TASK INSTRUCTIONS: Every entry that follows needs to be repeated exactly.

(Stored records)
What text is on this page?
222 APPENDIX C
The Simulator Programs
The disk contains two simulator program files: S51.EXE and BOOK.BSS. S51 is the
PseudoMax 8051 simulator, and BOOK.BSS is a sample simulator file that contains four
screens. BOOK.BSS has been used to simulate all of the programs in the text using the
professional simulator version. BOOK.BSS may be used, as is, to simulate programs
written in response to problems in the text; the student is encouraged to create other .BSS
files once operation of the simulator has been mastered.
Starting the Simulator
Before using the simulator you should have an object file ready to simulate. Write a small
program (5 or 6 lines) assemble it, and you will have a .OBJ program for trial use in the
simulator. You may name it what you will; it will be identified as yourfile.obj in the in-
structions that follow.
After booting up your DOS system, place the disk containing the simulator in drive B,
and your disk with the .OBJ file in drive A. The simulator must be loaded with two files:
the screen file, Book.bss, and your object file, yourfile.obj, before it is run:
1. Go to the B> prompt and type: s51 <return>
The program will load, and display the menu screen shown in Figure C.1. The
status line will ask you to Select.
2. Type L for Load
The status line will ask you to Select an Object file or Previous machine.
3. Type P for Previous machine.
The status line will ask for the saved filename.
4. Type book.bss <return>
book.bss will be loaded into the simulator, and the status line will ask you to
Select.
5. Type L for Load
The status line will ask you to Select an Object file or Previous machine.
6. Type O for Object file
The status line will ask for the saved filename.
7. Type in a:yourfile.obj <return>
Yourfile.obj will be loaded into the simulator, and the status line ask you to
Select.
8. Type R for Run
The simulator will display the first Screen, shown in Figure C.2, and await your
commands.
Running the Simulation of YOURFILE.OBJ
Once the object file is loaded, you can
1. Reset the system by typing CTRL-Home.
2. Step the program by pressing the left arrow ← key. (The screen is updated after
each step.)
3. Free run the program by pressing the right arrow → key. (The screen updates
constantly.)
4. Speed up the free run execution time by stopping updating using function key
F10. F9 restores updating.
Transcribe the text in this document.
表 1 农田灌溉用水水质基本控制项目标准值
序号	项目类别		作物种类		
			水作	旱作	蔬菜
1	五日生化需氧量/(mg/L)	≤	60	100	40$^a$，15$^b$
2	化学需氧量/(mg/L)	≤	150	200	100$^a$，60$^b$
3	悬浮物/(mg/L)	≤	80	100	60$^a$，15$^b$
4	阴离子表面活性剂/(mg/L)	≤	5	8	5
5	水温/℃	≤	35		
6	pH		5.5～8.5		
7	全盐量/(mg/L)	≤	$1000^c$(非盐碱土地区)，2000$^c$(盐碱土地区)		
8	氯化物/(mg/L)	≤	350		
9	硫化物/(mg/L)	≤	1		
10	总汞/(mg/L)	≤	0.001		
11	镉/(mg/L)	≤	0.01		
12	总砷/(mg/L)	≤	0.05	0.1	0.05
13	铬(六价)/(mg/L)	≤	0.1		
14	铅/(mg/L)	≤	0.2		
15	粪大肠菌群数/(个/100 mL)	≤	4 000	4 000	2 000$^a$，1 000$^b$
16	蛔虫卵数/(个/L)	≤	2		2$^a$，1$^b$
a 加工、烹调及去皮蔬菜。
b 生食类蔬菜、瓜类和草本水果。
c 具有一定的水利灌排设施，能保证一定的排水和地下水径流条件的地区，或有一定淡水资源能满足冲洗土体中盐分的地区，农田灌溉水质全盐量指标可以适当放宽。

WRITTEN SOLUTION:
What text is on this page?
222 APPENDIX C
The Simulator Programs
The disk contains two simulator program files: S51.EXE and BOOK.BSS. S51 is the
PseudoMax 8051 simulator, and BOOK.BSS is a sample simulator file that contains four
screens. BOOK.BSS has been used to simulate all of the programs in the text using the
professional simulator version. BOOK.BSS may be used, as is, to simulate programs
written in response to problems in the text; the student is encouraged to create other .BSS
files once operation of the simulator has been mastered.
Starting the Simulator
Before using the simulator you should have an object file ready to simulate. Write a small
program (5 or 6 lines) assemble it, and you will have a .OBJ program for trial use in the
simulator. You may name it what you will; it will be identified as yourfile.obj in the in-
structions that follow.
After booting up your DOS system, place the disk containing the simulator in drive B,
and your disk with the .OBJ file in drive A. The simulator must be loaded with two files:
the screen file, Book.bss, and your object file, yourfile.obj, before it is run:
1. Go to the B> prompt and type: s51 <return>
The program will load, and display the menu screen shown in Figure C.1. The
status line will ask you to Select.
2. Type L for Load
The status line will ask you to Select an Object file or Previous machine.
3. Type P for Previous machine.
The status line will ask for the saved filename.
4. Type book.bss <return>
book.bss will be loaded into the simulator, and the status line will ask you to
Select.
5. Type L for Load
The status line will ask you to Select an Object file or Previous machine.
6. Type O for Object file
The status line will ask for the saved filename.
7. Type in a:yourfile.obj <return>
Yourfile.obj will be loaded into the simulator, and the status line ask you to
Select.
8. Type R for Run
The simulator will display the first Screen, shown in Figure C.2, and await your
commands.
Running the Simulation of YOURFILE.OBJ
Once the object file is loaded, you can
1. Reset the system by typing CTRL-Home.
2. Step the program by pressing the left arrow ← key. (The screen is updated after
each step.)
3. Free run the program by pressing the right arrow → key. (The screen updates
constantly.)
4. Speed up the free run execution time by stopping updating using function key
F10. F9 restores updating.
Transcribe the text in this document.
表 1 农田灌溉用水水质基本控制项目标准值
序号	项目类别		作物种类		
			水作	旱作	蔬菜
1	五日生化需氧量/(mg/L)	≤	60	100	40$^a$，15$^b$
2	化学需氧量/(mg/L)	≤	150	200	100$^a$，60$^b$
3	悬浮物/(mg/L)	≤	80	100	60$^a$，15$^b$
4	阴离子表面活性剂/(mg/L)	≤	5	8	5
5	水温/℃	≤	35		
6	pH		5.5～8.5		
7	全盐量/(mg/L)	≤	$1000^c$(非盐碱土地区)，2000$^c$(盐碱土地区)		
8	氯化物/(mg/L)	≤	350		
9	硫化物/(mg/L)	≤	1		
10	总汞/(mg/L)	≤	0.001		
11	镉/(mg/L)	≤	0.01		
12	总砷/(mg/L)	≤	0.05	0.1	0.05
13	铬(六价)/(mg/L)	≤	0.1		
14	铅/(mg/L)	≤	0.2		
15	粪大肠菌群数/(个/100 mL)	≤	4 000	4 000	2 000$^a$，1 000$^b$
16	蛔虫卵数/(个/L)	≤	2		2$^a$，1$^b$
a 加工、烹调及去皮蔬菜。
b 生食类蔬菜、瓜类和草本水果。
c 具有一定的水利灌排设施，能保证一定的排水和地下水径流条件的地区，或有一定淡水资源能满足冲洗土体中盐分的地区，农田灌溉水质全盐量指标可以适当放宽。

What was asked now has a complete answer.